>> begin

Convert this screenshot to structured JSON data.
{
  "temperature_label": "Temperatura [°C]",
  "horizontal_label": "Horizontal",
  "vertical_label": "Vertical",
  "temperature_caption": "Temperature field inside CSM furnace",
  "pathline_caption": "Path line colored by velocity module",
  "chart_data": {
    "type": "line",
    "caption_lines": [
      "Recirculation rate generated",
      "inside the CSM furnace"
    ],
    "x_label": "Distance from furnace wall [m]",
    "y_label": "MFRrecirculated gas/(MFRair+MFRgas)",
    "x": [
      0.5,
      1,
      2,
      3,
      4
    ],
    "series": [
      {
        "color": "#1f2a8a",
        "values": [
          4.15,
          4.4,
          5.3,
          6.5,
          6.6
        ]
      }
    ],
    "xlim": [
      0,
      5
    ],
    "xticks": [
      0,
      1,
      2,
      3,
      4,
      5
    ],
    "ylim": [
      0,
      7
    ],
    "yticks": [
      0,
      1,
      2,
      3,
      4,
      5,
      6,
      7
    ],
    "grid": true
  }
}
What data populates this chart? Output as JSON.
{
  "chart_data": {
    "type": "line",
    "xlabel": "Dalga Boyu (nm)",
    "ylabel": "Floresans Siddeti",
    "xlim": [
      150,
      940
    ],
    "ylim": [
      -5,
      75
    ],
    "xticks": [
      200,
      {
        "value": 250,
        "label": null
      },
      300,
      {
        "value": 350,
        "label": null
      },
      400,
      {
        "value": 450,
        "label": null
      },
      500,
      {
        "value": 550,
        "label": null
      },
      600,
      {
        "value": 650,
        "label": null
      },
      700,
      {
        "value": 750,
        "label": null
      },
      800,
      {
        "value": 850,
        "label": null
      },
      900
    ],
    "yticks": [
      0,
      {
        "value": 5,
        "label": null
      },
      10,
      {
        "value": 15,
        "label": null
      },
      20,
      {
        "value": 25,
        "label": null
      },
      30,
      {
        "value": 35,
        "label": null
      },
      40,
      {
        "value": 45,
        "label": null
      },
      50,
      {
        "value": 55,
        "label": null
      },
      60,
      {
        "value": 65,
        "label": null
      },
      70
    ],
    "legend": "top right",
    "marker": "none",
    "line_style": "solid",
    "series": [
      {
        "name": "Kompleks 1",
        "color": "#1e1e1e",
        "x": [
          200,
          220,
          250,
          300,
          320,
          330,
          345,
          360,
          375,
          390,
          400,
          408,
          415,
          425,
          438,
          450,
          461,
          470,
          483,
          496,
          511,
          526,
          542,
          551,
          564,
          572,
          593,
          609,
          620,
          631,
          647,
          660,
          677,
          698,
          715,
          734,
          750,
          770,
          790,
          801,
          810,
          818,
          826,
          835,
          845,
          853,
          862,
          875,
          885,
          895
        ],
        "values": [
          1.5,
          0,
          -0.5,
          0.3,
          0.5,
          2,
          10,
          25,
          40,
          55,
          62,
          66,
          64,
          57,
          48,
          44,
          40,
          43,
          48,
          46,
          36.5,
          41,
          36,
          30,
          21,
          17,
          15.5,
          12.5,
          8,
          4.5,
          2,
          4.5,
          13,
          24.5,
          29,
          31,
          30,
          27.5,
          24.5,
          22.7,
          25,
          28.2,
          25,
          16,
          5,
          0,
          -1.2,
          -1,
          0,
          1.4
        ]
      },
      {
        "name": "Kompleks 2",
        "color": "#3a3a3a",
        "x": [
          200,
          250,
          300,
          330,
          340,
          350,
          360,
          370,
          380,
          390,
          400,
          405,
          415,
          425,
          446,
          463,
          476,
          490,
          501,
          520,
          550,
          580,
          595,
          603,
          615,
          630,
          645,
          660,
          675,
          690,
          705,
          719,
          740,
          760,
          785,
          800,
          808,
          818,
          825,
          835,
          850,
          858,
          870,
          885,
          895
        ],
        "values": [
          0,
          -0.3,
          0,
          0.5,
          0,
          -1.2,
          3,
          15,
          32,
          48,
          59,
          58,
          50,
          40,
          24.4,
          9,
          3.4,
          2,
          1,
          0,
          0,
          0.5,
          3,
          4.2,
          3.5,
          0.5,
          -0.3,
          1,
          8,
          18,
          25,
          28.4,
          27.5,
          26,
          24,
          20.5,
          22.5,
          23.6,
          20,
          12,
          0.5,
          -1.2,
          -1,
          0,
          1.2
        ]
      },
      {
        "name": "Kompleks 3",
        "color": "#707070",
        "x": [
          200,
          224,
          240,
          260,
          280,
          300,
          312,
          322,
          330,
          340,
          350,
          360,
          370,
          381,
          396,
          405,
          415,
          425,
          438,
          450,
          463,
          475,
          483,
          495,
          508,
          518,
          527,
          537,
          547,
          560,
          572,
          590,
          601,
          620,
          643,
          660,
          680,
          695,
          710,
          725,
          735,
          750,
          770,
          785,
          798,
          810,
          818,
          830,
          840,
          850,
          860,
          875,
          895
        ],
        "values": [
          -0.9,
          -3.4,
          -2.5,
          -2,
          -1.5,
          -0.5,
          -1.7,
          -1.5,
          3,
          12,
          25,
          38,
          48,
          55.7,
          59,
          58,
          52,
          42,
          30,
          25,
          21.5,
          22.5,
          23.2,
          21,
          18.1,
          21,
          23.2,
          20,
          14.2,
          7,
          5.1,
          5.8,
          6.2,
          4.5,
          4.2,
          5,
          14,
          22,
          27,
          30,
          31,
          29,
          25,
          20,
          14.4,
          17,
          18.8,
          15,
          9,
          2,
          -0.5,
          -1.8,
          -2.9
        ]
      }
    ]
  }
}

>> end

Retype the whole listing, matching it exactly.

Convert this screenshot to structured JSON data.
{
  "temperature_label": "Temperatura [°C]",
  "horizontal_label": "Horizontal",
  "vertical_label": "Vertical",
  "temperature_caption": "Temperature field inside CSM furnace",
  "pathline_caption": "Path line colored by velocity module",
  "chart_data": {
    "type": "line",
    "caption_lines": [
      "Recirculation rate generated",
      "inside the CSM furnace"
    ],
    "x_label": "Distance from furnace wall [m]",
    "y_label": "MFRrecirculated gas/(MFRair+MFRgas)",
    "x": [
      0.5,
      1,
      2,
      3,
      4
    ],
    "series": [
      {
        "color": "#1f2a8a",
        "values": [
          4.15,
          4.4,
          5.3,
          6.5,
          6.6
        ]
      }
    ],
    "xlim": [
      0,
      5
    ],
    "xticks": [
      0,
      1,
      2,
      3,
      4,
      5
    ],
    "ylim": [
      0,
      7
    ],
    "yticks": [
      0,
      1,
      2,
      3,
      4,
      5,
      6,
      7
    ],
    "grid": true
  }
}
What data populates this chart? Output as JSON.
{
  "chart_data": {
    "type": "line",
    "xlabel": "Dalga Boyu (nm)",
    "ylabel": "Floresans Siddeti",
    "xlim": [
      150,
      940
    ],
    "ylim": [
      -5,
      75
    ],
    "xticks": [
      200,
      {
        "value": 250,
        "label": null
      },
      300,
      {
        "value": 350,
        "label": null
      },
      400,
      {
        "value": 450,
        "label": null
      },
      500,
      {
        "value": 550,
        "label": null
      },
      600,
      {
        "value": 650,
        "label": null
      },
      700,
      {
        "value": 750,
        "label": null
      },
      800,
      {
        "value": 850,
        "label": null
      },
      900
    ],
    "yticks": [
      0,
      {
        "value": 5,
        "label": null
      },
      10,
      {
        "value": 15,
        "label": null
      },
      20,
      {
        "value": 25,
        "label": null
      },
      30,
      {
        "value": 35,
        "label": null
      },
      40,
      {
        "value": 45,
        "label": null
      },
      50,
      {
        "value": 55,
        "label": null
      },
      60,
      {
        "value": 65,
        "label": null
      },
      70
    ],
    "legend": "top right",
    "marker": "none",
    "line_style": "solid",
    "series": [
      {
        "name": "Kompleks 1",
        "color": "#1e1e1e",
        "x": [
          200,
          220,
          250,
          300,
          320,
          330,
          345,
          360,
          375,
          390,
          400,
          408,
          415,
          425,
          438,
          450,
          461,
          470,
          483,
          496,
          511,
          526,
          542,
          551,
          564,
          572,
          593,
          609,
          620,
          631,
          647,
          660,
          677,
          698,
          715,
          734,
          750,
          770,
          790,
          801,
          810,
          818,
          826,
          835,
          845,
          853,
          862,
          875,
          885,
          895
        ],
        "values": [
          1.5,
          0,
          -0.5,
          0.3,
          0.5,
          2,
          10,
          25,
          40,
          55,
          62,
          66,
          64,
          57,
          48,
          44,
          40,
          43,
          48,
          46,
          36.5,
          41,
          36,
          30,
          21,
          17,
          15.5,
          12.5,
          8,
          4.5,
          2,
          4.5,
          13,
          24.5,
          29,
          31,
          30,
          27.5,
          24.5,
          22.7,
          25,
          28.2,
          25,
          16,
          5,
          0,
          -1.2,
          -1,
          0,
          1.4
        ]
      },
      {
        "name": "Kompleks 2",
        "color": "#3a3a3a",
        "x": [
          200,
          250,
          300,
          330,
          340,
          350,
          360,
          370,
          380,
          390,
          400,
          405,
          415,
          425,
          446,
          463,
          476,
          490,
          501,
          520,
          550,
          580,
          595,
          603,
          615,
          630,
          645,
          660,
          675,
          690,
          705,
          719,
          740,
          760,
          785,
          800,
          808,
          818,
          825,
          835,
          850,
          858,
          870,
          885,
          895
        ],
        "values": [
          0,
          -0.3,
          0,
          0.5,
          0,
          -1.2,
          3,
          15,
          32,
          48,
          59,
          58,
          50,
          40,
          24.4,
          9,
          3.4,
          2,
          1,
          0,
          0,
          0.5,
          3,
          4.2,
          3.5,
          0.5,
          -0.3,
          1,
          8,
          18,
          25,
          28.4,
          27.5,
          26,
          24,
          20.5,
          22.5,
          23.6,
          20,
          12,
          0.5,
          -1.2,
          -1,
          0,
          1.2
        ]
      },
      {
        "name": "Kompleks 3",
        "color": "#707070",
        "x": [
          200,
          224,
          240,
          260,
          280,
          300,
          312,
          322,
          330,
          340,
          350,
          360,
          370,
          381,
          396,
          405,
          415,
          425,
          438,
          450,
          463,
          475,
          483,
          495,
          508,
          518,
          527,
          537,
          547,
          560,
          572,
          590,
          601,
          620,
          643,
          660,
          680,
          695,
          710,
          725,
          735,
          750,
          770,
          785,
          798,
          810,
          818,
          830,
          840,
          850,
          860,
          875,
          895
        ],
        "values": [
          -0.9,
          -3.4,
          -2.5,
          -2,
          -1.5,
          -0.5,
          -1.7,
          -1.5,
          3,
          12,
          25,
          38,
          48,
          55.7,
          59,
          58,
          52,
          42,
          30,
          25,
          21.5,
          22.5,
          23.2,
          21,
          18.1,
          21,
          23.2,
          20,
          14.2,
          7,
          5.1,
          5.8,
          6.2,
          4.5,
          4.2,
          5,
          14,
          22,
          27,
          30,
          31,
          29,
          25,
          20,
          14.4,
          17,
          18.8,
          15,
          9,
          2,
          -0.5,
          -1.8,
          -2.9
        ]
      }
    ]
  }
}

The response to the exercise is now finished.